*Goal*: Restate each entry word for word, leaving nothing out.

------------------------

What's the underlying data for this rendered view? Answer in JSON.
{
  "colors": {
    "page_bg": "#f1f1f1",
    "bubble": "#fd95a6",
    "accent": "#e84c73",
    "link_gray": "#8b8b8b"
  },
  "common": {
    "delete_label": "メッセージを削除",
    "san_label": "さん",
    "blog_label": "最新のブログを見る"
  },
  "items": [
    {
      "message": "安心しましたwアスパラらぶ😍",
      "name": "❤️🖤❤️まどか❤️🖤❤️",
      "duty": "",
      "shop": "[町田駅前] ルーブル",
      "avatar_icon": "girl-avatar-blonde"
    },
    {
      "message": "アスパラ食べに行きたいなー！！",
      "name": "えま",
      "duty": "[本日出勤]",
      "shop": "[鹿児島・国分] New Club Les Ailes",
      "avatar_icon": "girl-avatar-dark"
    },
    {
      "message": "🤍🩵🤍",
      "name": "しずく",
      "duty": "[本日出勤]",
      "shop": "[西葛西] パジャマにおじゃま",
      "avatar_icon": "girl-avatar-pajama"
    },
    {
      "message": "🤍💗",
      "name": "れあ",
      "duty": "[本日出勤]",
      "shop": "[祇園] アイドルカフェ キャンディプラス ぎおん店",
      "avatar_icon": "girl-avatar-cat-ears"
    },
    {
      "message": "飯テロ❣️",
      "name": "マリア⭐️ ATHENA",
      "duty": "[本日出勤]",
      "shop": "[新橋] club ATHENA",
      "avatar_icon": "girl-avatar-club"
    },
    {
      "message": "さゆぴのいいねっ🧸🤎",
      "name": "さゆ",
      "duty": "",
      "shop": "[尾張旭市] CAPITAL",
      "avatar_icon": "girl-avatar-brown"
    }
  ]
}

------------------------

*Problem solution*:
What's the underlying data for this rendered view? Answer in JSON.
{
  "colors": {
    "page_bg": "#f1f1f1",
    "bubble": "#fd95a6",
    "accent": "#e84c73",
    "link_gray": "#8b8b8b"
  },
  "common": {
    "delete_label": "メッセージを削除",
    "san_label": "さん",
    "blog_label": "最新のブログを見る"
  },
  "items": [
    {
      "message": "安心しましたwアスパラらぶ😍",
      "name": "❤️🖤❤️まどか❤️🖤❤️",
      "duty": "",
      "shop": "[町田駅前] ルーブル",
      "avatar_icon": "girl-avatar-blonde"
    },
    {
      "message": "アスパラ食べに行きたいなー！！",
      "name": "えま",
      "duty": "[本日出勤]",
      "shop": "[鹿児島・国分] New Club Les Ailes",
      "avatar_icon": "girl-avatar-dark"
    },
    {
      "message": "🤍🩵🤍",
      "name": "しずく",
      "duty": "[本日出勤]",
      "shop": "[西葛西] パジャマにおじゃま",
      "avatar_icon": "girl-avatar-pajama"
    },
    {
      "message": "🤍💗",
      "name": "れあ",
      "duty": "[本日出勤]",
      "shop": "[祇園] アイドルカフェ キャンディプラス ぎおん店",
      "avatar_icon": "girl-avatar-cat-ears"
    },
    {
      "message": "飯テロ❣️",
      "name": "マリア⭐️ ATHENA",
      "duty": "[本日出勤]",
      "shop": "[新橋] club ATHENA",
      "avatar_icon": "girl-avatar-club"
    },
    {
      "message": "さゆぴのいいねっ🧸🤎",
      "name": "さゆ",
      "duty": "",
      "shop": "[尾張旭市] CAPITAL",
      "avatar_icon": "girl-avatar-brown"
    }
  ]
}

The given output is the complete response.